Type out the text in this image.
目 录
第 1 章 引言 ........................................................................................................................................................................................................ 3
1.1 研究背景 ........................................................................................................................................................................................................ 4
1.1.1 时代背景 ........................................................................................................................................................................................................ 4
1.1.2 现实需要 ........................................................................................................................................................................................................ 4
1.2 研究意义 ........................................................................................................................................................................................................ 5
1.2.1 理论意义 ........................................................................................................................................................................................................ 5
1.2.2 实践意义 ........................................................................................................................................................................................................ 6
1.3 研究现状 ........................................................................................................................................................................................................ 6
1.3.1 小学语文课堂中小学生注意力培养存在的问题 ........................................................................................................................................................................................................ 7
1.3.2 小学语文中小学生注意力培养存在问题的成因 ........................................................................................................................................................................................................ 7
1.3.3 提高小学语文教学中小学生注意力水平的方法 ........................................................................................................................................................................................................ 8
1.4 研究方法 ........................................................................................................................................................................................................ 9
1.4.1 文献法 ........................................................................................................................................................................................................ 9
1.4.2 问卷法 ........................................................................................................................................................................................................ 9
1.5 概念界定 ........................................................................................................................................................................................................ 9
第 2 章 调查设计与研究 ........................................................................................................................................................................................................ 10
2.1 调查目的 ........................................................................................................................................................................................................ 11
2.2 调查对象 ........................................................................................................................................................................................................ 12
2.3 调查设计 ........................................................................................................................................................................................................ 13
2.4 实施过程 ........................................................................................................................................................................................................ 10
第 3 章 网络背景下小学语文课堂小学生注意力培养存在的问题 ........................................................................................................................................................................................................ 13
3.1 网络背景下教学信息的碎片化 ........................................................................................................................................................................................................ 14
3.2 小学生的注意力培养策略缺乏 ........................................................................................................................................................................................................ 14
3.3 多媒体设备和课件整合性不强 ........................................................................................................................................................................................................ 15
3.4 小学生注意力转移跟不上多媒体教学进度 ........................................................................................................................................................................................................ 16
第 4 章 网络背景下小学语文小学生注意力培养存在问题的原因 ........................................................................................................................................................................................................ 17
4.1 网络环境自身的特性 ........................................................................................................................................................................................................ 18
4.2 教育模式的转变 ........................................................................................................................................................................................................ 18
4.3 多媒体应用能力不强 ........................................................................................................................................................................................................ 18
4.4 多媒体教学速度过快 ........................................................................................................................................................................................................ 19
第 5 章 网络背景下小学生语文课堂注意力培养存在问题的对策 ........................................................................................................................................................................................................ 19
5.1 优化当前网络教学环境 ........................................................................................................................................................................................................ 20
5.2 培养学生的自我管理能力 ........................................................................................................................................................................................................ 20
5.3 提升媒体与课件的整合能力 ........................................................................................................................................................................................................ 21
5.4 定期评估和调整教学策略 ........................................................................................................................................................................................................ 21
========================
* **Stated goal**
Please copy out each record, character for character.

* **Solution to this problem**
Type out the text in this image.
目 录
第 1 章 引言 ........................................................................................................................................................................................................ 3
1.1 研究背景 ........................................................................................................................................................................................................ 4
1.1.1 时代背景 ........................................................................................................................................................................................................ 4
1.1.2 现实需要 ........................................................................................................................................................................................................ 4
1.2 研究意义 ........................................................................................................................................................................................................ 5
1.2.1 理论意义 ........................................................................................................................................................................................................ 5
1.2.2 实践意义 ........................................................................................................................................................................................................ 6
1.3 研究现状 ........................................................................................................................................................................................................ 6
1.3.1 小学语文课堂中小学生注意力培养存在的问题 ........................................................................................................................................................................................................ 7
1.3.2 小学语文中小学生注意力培养存在问题的成因 ........................................................................................................................................................................................................ 7
1.3.3 提高小学语文教学中小学生注意力水平的方法 ........................................................................................................................................................................................................ 8
1.4 研究方法 ........................................................................................................................................................................................................ 9
1.4.1 文献法 ........................................................................................................................................................................................................ 9
1.4.2 问卷法 ........................................................................................................................................................................................................ 9
1.5 概念界定 ........................................................................................................................................................................................................ 9
第 2 章 调查设计与研究 ........................................................................................................................................................................................................ 10
2.1 调查目的 ........................................................................................................................................................................................................ 11
2.2 调查对象 ........................................................................................................................................................................................................ 12
2.3 调查设计 ........................................................................................................................................................................................................ 13
2.4 实施过程 ........................................................................................................................................................................................................ 10
第 3 章 网络背景下小学语文课堂小学生注意力培养存在的问题 ........................................................................................................................................................................................................ 13
3.1 网络背景下教学信息的碎片化 ........................................................................................................................................................................................................ 14
3.2 小学生的注意力培养策略缺乏 ........................................................................................................................................................................................................ 14
3.3 多媒体设备和课件整合性不强 ........................................................................................................................................................................................................ 15
3.4 小学生注意力转移跟不上多媒体教学进度 ........................................................................................................................................................................................................ 16
第 4 章 网络背景下小学语文小学生注意力培养存在问题的原因 ........................................................................................................................................................................................................ 17
4.1 网络环境自身的特性 ........................................................................................................................................................................................................ 18
4.2 教育模式的转变 ........................................................................................................................................................................................................ 18
4.3 多媒体应用能力不强 ........................................................................................................................................................................................................ 18
4.4 多媒体教学速度过快 ........................................................................................................................................................................................................ 19
第 5 章 网络背景下小学生语文课堂注意力培养存在问题的对策 ........................................................................................................................................................................................................ 19
5.1 优化当前网络教学环境 ........................................................................................................................................................................................................ 20
5.2 培养学生的自我管理能力 ........................................................................................................................................................................................................ 20
5.3 提升媒体与课件的整合能力 ........................................................................................................................................................................................................ 21
5.4 定期评估和调整教学策略 ........................................................................................................................................................................................................ 21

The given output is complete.